▸ Exercise task
Tell how many lines have the string "Temperatur" in them, and write nothing besides the number.

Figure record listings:
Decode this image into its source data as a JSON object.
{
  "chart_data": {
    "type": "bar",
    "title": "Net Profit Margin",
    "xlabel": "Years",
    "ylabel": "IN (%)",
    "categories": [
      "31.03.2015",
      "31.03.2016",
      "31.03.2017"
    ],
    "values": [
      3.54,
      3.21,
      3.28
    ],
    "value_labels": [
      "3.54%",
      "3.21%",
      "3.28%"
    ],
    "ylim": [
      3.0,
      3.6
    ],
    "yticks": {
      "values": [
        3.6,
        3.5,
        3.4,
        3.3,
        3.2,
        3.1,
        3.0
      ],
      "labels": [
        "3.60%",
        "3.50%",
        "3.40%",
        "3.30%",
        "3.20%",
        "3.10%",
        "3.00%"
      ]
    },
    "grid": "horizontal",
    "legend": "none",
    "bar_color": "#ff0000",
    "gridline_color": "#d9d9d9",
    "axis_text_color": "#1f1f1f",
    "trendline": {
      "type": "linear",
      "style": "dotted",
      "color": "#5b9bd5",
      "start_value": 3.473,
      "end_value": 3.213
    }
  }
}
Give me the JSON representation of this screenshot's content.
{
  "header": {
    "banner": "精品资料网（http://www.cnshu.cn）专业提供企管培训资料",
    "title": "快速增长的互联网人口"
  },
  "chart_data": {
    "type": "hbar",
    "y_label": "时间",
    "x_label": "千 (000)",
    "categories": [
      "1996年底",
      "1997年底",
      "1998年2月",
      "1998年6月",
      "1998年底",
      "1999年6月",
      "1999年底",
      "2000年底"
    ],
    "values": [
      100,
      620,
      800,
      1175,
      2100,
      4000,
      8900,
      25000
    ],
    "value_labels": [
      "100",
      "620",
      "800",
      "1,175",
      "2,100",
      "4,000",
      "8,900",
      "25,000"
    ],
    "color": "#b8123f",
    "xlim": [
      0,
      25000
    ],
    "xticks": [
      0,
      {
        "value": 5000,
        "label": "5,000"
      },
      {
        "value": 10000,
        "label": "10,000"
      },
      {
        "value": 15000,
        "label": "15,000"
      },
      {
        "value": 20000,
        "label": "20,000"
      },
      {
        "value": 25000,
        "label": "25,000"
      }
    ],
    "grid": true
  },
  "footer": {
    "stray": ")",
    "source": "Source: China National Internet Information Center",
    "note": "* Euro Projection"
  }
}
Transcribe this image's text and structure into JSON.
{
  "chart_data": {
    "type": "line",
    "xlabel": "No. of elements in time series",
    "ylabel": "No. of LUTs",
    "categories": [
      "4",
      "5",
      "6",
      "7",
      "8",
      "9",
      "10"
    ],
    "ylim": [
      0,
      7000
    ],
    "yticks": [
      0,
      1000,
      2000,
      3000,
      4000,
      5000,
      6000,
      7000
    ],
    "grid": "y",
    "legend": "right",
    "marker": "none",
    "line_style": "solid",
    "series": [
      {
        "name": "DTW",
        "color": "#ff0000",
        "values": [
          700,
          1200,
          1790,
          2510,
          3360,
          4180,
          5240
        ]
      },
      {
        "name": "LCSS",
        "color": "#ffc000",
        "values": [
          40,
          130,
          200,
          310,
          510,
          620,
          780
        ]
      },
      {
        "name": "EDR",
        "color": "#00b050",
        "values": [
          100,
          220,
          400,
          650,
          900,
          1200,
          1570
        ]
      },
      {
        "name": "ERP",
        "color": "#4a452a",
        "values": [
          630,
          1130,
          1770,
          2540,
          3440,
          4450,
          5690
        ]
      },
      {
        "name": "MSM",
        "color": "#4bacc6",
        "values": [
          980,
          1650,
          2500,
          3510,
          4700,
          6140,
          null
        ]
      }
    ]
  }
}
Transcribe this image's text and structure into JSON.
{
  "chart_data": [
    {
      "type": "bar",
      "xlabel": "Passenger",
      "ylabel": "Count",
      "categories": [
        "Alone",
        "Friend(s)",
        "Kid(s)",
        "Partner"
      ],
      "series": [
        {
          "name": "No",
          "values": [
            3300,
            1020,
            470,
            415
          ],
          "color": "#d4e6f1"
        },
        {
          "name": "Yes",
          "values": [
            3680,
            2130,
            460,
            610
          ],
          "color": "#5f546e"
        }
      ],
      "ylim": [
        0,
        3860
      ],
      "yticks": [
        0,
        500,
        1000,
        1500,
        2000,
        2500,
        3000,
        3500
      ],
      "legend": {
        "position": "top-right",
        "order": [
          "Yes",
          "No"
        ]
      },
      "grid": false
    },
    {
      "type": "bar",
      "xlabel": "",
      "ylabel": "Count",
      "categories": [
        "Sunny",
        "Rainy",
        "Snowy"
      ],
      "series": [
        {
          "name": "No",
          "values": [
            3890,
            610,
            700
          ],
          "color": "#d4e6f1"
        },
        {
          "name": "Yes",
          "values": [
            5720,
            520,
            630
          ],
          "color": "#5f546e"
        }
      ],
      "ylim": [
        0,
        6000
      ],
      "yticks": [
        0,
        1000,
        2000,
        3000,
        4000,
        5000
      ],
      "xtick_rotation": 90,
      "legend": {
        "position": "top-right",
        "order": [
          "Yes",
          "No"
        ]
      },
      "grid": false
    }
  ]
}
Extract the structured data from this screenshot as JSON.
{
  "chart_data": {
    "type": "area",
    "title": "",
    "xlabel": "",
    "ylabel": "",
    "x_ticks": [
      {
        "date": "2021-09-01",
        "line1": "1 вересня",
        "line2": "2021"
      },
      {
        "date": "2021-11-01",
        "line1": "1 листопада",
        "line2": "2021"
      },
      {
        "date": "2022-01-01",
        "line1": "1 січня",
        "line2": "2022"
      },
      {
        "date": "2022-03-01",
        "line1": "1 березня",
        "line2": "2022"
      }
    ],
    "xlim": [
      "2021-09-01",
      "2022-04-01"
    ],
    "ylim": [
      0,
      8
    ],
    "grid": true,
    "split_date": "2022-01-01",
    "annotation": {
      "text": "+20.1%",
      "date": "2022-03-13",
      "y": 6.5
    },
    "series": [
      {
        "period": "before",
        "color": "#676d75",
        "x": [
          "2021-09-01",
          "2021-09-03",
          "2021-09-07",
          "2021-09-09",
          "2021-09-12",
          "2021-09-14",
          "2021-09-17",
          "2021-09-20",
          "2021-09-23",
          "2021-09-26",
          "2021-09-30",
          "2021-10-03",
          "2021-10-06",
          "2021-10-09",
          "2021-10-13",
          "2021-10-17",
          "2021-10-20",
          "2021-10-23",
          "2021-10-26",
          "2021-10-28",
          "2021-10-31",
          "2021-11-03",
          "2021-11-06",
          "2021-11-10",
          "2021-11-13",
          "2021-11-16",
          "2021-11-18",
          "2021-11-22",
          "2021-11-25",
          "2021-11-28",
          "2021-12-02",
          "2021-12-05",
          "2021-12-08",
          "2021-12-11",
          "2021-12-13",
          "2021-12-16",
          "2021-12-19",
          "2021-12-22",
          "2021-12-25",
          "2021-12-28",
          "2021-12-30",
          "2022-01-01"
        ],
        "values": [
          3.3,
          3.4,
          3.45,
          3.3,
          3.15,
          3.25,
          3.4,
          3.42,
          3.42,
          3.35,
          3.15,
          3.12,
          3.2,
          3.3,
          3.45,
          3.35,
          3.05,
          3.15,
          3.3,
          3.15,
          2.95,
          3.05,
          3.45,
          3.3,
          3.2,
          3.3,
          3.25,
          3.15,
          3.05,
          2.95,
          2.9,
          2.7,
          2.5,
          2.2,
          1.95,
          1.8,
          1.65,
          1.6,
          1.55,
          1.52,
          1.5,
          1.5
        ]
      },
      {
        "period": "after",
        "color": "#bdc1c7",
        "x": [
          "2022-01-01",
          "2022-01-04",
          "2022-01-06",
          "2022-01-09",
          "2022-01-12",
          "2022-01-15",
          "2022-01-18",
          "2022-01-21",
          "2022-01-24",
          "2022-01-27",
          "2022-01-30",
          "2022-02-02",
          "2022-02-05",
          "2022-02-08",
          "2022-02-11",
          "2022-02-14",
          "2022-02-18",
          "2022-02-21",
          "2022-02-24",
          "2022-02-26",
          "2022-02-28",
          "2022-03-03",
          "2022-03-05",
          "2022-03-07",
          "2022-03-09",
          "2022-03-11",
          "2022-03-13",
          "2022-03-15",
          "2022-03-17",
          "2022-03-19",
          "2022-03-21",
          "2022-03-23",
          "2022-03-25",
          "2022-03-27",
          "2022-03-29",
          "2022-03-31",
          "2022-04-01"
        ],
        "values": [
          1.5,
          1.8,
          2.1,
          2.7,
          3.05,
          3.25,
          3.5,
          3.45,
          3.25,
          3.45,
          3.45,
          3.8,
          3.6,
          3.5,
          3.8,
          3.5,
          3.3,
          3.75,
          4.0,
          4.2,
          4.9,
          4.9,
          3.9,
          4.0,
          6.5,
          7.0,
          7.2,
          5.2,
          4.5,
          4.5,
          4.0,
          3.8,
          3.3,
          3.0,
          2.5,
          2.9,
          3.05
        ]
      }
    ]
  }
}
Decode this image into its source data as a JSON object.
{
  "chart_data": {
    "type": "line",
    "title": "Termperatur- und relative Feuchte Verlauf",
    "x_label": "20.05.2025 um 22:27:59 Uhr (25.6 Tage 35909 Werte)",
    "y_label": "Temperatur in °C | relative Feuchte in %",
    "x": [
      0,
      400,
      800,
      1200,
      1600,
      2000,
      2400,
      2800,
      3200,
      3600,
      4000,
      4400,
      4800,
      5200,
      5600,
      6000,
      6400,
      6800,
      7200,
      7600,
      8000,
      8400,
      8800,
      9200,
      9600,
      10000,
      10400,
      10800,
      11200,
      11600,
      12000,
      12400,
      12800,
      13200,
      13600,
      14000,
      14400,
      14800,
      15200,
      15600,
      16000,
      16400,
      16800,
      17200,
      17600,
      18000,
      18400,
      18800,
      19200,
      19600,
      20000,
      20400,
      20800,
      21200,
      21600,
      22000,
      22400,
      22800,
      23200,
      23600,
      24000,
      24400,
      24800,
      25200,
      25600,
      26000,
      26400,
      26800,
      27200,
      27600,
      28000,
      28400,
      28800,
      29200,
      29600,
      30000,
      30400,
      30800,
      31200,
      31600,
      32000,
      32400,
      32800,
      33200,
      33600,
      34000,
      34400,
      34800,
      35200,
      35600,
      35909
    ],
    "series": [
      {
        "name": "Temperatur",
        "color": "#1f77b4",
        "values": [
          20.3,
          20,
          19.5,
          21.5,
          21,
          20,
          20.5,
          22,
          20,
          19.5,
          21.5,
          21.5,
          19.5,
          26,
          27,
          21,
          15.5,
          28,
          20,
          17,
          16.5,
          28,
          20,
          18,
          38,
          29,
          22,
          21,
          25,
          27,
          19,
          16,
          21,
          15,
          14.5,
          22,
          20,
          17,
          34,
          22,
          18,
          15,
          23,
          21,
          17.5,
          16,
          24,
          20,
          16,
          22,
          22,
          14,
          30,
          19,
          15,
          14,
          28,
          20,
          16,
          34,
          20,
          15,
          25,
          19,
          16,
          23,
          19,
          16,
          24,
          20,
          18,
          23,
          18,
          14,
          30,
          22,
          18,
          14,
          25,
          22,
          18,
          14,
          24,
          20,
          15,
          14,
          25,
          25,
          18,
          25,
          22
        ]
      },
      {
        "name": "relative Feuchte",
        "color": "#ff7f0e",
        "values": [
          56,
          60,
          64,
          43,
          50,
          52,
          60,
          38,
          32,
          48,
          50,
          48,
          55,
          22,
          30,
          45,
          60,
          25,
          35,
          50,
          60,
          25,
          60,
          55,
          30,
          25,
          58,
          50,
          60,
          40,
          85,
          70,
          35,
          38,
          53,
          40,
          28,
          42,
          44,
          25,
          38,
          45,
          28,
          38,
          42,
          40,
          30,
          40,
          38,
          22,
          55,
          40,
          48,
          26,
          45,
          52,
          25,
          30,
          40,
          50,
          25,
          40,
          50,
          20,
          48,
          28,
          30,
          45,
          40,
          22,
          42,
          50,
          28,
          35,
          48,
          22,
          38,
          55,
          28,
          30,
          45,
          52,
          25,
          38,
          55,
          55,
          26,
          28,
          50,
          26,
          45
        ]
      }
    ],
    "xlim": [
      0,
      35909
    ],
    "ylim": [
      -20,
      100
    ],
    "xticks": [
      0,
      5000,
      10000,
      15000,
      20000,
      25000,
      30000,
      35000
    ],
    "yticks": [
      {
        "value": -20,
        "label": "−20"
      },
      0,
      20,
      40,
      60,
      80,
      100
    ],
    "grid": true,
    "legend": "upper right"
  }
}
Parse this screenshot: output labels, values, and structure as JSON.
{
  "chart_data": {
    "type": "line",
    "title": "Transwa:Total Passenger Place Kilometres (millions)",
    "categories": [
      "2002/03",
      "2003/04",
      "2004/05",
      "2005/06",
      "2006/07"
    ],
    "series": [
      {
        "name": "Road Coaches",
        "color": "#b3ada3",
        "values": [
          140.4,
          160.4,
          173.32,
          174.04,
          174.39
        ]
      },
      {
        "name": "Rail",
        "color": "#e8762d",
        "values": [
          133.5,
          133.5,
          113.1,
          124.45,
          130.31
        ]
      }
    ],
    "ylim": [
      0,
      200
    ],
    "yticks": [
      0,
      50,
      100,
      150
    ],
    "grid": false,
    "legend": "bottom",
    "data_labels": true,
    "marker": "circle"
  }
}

▸ Task solution
2